Como fica o trecho do texto sobre a crise política de "No sábado, dia" a "interpretação da conversa." se você o atualizar trocando "pronunciamento" por "discurso"?

Texto fornecido:

-.-.-

23 Mai 2017
“O caminho mais legítimo viria através de uma emenda constitucional antecipando eleições gerais e, simultaneamente, convocando uma reforma política – uma mini constituinte exclusiva - com elementos de democracia participativa”, defende Bruno Lima Rocha, cientista político e professor de relações internacionais da Unisinos.
Segundo ele, “a apreciação do mecanismo democrático para o brasileiro é cada vez menor pois o voto não representa a vontade do eleitor e sim a do eleito e de seus financiadores nacionais e estrangeiros. Logo, no descontrole da representação, a democracia representativa fica esvaziada, abrindo margens bastante perigosas para arrivistas e aventureiros. Ou seja, para garantir os elementos mínimos de legitimidade, o mecanismo de consulta tem de fidelizar o voto com o compromisso e a vontade da maioria. Do contrário, a crise só aprofunda”
Os acontecimentos da política nacional brasileira e sua interseção jurídica, policial e midiática vêm sendo vertiginosos. Desde a 4ª, 17 de maio, quando o colunista de O Globo deu “o vazamento de todos os vazamentos”, pois realizou um “furo” na base do fontismo e da exclusividade, as ações e reações, posicionamentos e recuperações de posições por parte do ainda presidente Michel Temer, mal nos permitem o tempo hábil de processar o que ocorre e transformar em análise. No texto que segue, avaliamos temas de interesse e ao final, apontamos uma via normativa – de tipo dever ser – onde afirmamos uma posição pela radicalidade democrática. Vamos ao debate, temos muito o que fazer.
No sábado, dia 20 de maio, foi realizado o segundo pronunciamento do ainda presidente Michel Temer (MT). O que se pode compreender é uma linha de ofensiva jurídica, atacando a suposta edição do áudio, e para tal se referencia pela já conhecida reportagem da Folha de São Paulo. O professor de direito constitucional - pasmem, é verdade! - MT tenta desqualificar a Procuradoria Geral da República (PGR, leia-se, o próprio Rodrigo Janot) e o Supremo Tribunal Federal (STF, leia-se, Luiz Edson Fachin) e afirma que foi aberto procedimento de investigação contra o presidente sem o devido procedimento. Se o áudio foi tomado como prova - e suponho que a peça tenha sido periciada (não é possível supor que tenham enviado o áudio formalizando como prova sem a devida verificação) - logo, o debate é sobre a interpretação da conversa.
A defesa de Temer, pedirá que as investigações sejam suspensas até que o áudio seja novamente periciado.

-.-.-

Linhas listadas:

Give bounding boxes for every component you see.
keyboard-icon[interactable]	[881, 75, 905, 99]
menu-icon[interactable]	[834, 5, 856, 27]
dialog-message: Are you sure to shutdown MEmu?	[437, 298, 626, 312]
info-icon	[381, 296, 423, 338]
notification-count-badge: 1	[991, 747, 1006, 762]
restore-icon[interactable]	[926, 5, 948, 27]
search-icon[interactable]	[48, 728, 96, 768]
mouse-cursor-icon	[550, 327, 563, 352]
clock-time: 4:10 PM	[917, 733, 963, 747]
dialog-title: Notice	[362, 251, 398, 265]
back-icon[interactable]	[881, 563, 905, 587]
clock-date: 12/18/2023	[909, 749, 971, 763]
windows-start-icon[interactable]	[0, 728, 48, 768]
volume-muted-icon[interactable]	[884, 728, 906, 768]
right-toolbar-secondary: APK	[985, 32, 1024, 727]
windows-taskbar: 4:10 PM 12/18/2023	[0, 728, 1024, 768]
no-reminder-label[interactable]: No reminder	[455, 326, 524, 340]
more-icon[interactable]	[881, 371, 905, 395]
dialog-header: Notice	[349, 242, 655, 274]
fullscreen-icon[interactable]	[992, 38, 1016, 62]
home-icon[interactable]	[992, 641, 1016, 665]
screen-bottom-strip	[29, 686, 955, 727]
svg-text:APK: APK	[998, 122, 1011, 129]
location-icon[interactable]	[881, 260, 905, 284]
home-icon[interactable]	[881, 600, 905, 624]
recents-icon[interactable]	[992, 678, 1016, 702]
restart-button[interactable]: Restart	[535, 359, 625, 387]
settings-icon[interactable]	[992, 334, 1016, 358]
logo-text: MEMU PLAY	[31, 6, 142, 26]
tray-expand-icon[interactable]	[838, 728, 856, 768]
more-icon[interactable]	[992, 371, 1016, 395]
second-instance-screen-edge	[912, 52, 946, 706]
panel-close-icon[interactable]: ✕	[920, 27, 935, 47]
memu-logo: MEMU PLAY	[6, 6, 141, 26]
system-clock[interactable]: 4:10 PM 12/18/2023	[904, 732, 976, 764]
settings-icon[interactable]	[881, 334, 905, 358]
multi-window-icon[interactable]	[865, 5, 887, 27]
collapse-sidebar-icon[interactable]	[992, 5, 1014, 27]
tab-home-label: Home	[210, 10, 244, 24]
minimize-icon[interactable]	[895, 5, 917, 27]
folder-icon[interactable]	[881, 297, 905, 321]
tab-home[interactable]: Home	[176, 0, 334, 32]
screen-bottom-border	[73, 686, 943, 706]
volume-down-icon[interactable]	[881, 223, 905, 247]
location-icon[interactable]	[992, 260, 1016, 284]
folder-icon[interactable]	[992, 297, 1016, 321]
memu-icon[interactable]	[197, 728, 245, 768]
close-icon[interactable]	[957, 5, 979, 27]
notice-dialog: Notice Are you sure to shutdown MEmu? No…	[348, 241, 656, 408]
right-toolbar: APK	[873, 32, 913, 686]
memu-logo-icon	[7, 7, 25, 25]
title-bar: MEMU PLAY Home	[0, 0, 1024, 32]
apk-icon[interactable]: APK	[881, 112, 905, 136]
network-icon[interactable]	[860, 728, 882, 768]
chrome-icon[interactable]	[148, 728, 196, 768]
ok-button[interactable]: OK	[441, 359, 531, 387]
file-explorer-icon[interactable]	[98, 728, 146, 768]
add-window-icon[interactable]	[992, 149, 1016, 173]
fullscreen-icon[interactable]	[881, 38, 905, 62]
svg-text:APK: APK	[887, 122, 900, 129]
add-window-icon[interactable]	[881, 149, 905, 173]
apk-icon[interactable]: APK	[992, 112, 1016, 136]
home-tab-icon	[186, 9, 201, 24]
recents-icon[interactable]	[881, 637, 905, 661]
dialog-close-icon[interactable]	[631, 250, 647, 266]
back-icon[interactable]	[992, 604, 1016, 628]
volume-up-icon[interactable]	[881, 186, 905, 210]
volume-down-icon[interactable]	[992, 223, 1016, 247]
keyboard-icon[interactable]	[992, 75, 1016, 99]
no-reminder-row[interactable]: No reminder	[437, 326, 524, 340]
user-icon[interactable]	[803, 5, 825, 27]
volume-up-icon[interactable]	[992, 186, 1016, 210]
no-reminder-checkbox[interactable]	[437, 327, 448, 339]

-.-.-

Resposta escrita:
No sábado, dia 20 de maio, foi realizado o segundo discurso do ainda presidente Michel Temer (MT). O que se pode compreender é uma linha de ofensiva jurídica, atacando a suposta edição do áudio, e para tal se referencia pela já conhecida reportagem da Folha de São Paulo. O professor de direito constitucional - pasmem, é verdade! - MT tenta desqualificar a Procuradoria Geral da República (PGR, leia-se, o próprio Rodrigo Janot) e o Supremo Tribunal Federal (STF, leia-se, Luiz Edson Fachin) e afirma que foi aberto procedimento de investigação contra o presidente sem o devido procedimento. Se o áudio foi tomado como prova - e suponho que a peça tenha sido periciada (não é possível supor que tenham enviado o áudio formalizando como prova sem a devida verificação) - logo, o debate é sobre a interpretação da conversa.